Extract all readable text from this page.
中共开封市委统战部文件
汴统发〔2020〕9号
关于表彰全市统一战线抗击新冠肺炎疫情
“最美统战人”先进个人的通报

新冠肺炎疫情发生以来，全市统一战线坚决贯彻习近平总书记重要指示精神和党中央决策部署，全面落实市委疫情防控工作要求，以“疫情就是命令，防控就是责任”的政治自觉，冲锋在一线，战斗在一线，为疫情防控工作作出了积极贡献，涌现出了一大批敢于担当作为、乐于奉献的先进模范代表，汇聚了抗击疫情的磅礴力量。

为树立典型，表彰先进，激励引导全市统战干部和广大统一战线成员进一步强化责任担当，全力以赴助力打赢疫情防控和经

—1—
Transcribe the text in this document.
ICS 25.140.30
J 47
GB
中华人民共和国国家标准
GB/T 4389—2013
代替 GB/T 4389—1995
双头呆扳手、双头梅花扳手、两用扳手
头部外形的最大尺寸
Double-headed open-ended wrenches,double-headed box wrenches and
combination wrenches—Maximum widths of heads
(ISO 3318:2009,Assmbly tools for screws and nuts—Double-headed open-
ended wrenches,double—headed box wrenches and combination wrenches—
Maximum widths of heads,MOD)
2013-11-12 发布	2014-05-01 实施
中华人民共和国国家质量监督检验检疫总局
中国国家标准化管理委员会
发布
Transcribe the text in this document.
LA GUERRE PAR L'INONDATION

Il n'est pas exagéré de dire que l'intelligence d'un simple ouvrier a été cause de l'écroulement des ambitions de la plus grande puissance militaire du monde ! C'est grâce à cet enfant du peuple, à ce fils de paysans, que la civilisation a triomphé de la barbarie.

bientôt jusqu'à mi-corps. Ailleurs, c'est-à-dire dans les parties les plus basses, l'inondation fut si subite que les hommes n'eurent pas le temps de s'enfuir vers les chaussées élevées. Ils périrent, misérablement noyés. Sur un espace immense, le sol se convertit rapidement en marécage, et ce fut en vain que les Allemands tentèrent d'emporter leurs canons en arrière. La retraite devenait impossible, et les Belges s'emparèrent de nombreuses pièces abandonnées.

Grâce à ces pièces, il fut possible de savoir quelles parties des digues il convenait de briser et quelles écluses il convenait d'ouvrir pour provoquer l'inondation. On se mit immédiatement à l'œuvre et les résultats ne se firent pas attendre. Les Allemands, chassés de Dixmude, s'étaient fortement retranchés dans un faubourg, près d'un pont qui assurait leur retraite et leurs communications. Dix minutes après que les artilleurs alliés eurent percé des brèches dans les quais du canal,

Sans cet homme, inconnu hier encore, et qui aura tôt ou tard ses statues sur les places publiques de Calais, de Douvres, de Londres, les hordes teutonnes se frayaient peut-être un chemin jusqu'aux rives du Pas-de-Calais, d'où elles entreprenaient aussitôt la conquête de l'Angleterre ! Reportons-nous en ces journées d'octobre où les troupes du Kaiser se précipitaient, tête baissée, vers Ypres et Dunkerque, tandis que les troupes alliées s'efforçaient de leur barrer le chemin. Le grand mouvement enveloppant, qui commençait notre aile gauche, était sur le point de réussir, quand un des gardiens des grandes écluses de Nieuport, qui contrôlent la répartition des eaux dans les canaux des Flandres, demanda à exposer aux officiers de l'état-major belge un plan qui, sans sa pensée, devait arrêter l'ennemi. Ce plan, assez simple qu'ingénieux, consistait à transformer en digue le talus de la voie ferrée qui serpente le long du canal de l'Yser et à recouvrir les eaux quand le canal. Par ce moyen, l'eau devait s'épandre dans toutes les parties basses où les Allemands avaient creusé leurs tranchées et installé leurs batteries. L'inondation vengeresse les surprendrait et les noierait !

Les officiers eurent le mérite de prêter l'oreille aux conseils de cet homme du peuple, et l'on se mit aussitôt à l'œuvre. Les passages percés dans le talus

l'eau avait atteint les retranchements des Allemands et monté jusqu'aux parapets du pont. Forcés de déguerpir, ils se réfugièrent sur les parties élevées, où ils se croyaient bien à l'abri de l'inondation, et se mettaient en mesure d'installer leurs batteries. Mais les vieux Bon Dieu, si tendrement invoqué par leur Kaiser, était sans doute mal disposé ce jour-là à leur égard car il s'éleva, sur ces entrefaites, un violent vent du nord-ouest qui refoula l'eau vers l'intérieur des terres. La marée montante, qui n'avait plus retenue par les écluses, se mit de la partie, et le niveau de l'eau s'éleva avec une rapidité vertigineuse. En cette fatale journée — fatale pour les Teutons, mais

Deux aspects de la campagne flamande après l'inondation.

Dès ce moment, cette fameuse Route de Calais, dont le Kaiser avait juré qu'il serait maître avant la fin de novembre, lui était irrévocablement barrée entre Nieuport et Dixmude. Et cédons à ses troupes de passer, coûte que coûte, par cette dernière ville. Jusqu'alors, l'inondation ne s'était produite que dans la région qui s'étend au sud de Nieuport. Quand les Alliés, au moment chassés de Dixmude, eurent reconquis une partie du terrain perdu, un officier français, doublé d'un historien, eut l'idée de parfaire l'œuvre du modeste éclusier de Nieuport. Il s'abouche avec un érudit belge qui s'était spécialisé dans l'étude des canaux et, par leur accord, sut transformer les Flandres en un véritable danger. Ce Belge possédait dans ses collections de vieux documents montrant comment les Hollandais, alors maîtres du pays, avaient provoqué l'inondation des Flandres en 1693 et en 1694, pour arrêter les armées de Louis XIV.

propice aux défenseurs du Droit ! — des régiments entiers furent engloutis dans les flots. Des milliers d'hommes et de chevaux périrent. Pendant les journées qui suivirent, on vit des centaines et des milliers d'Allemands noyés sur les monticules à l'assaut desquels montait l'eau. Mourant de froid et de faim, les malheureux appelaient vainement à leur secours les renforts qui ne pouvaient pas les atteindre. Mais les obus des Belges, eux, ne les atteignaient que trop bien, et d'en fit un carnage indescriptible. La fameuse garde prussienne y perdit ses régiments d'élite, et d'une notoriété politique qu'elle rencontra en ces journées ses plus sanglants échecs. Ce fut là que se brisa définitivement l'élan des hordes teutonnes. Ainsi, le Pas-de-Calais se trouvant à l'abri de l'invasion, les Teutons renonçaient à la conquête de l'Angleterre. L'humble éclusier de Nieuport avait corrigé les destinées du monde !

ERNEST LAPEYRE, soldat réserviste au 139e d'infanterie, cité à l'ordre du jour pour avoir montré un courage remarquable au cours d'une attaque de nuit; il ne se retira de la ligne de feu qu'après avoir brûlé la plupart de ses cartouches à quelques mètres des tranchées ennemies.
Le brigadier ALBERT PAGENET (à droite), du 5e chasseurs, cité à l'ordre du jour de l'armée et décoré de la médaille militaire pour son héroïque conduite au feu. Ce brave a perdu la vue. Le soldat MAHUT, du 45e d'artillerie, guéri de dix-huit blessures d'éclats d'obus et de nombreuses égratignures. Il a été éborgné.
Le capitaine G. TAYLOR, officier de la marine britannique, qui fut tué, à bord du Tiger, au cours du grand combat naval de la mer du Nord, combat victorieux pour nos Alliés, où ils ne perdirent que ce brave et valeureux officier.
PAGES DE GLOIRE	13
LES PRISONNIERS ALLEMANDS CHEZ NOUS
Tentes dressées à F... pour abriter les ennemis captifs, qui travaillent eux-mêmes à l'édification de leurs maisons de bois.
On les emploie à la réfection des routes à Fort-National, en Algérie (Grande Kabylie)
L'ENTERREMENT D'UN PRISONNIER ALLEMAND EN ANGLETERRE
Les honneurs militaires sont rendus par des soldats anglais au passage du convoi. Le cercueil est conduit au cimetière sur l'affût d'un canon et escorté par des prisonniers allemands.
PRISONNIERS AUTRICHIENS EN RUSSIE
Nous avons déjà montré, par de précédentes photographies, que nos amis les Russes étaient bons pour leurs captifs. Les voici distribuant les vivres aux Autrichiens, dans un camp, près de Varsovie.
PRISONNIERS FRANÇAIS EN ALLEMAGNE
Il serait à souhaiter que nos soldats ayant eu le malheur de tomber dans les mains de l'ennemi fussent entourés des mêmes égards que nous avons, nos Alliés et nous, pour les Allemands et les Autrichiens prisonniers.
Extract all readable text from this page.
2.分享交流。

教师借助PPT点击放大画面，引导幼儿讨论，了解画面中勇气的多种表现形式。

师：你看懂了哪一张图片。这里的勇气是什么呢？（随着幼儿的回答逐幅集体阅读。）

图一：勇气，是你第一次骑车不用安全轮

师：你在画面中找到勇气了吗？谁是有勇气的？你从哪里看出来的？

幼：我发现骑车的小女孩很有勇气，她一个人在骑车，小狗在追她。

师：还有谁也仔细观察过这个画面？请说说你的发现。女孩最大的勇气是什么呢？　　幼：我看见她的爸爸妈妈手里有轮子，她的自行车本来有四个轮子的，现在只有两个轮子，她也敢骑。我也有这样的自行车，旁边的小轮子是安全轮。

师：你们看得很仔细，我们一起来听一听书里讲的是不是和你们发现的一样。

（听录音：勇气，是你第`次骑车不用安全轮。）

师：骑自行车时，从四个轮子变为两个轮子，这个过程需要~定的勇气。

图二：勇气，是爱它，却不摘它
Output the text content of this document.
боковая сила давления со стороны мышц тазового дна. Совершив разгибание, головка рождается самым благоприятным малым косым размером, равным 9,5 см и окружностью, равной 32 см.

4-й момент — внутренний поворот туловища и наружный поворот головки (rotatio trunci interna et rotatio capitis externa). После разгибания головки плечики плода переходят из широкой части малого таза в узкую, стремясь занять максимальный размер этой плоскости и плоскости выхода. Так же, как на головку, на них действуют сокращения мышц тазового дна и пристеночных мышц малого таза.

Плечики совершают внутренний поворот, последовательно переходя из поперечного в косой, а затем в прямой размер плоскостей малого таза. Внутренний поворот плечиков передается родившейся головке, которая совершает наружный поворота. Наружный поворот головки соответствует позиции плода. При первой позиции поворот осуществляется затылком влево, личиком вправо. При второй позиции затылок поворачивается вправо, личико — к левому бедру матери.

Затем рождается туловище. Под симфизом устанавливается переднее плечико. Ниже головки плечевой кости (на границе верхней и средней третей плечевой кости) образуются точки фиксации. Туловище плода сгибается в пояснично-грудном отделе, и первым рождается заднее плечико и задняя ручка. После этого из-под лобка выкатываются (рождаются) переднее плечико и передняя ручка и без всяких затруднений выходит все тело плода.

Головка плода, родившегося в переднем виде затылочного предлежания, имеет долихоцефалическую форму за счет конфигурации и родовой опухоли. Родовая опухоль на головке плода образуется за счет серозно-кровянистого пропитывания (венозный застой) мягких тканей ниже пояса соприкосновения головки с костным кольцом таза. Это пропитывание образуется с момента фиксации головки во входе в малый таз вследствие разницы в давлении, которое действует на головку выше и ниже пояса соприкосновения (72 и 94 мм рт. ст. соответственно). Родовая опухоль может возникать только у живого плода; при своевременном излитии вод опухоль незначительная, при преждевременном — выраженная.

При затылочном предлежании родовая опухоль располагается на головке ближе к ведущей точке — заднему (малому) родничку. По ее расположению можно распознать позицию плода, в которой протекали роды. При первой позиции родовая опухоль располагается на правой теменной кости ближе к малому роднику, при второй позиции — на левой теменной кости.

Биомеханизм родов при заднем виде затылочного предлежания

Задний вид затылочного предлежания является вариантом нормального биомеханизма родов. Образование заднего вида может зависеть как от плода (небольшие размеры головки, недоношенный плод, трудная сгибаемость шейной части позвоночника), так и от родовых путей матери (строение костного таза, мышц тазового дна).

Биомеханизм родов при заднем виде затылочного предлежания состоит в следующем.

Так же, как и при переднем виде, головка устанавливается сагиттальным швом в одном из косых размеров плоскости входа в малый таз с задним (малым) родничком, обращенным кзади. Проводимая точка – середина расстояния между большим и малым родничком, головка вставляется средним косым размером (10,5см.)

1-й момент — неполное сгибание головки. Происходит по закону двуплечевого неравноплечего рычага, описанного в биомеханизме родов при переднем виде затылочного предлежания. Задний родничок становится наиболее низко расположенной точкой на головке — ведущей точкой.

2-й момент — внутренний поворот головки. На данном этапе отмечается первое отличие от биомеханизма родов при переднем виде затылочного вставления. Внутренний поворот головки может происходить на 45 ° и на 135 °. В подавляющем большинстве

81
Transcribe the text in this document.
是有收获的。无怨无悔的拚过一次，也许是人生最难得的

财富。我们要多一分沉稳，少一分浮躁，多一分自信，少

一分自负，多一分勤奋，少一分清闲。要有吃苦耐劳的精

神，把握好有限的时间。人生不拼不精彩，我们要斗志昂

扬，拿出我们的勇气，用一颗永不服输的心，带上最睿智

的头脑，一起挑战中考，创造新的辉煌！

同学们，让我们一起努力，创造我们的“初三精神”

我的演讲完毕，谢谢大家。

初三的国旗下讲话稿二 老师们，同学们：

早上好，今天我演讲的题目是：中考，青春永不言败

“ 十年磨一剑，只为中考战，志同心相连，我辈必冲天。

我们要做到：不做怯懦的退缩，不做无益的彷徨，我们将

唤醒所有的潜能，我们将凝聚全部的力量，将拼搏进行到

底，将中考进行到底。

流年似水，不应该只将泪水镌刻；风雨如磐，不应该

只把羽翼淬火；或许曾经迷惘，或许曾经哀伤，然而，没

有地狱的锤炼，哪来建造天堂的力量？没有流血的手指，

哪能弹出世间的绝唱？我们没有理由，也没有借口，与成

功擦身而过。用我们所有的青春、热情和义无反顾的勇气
_ _ _ _ _
> [Problem statement]: Write out every line of the listing that holds the word "mêmes".

> [Written solution]:
Tentes dressées à F... pour abriter les ennemis captifs, qui travaillent eux-mêmes à l'édification de leurs maisons de bois.
Il serait à souhaiter que nos soldats ayant eu le malheur de tomber dans les mains de l'ennemi fussent entourés des mêmes égards que nous avons, nos Alliés et nous, pour les Allemands et les Autrichiens prisonniers.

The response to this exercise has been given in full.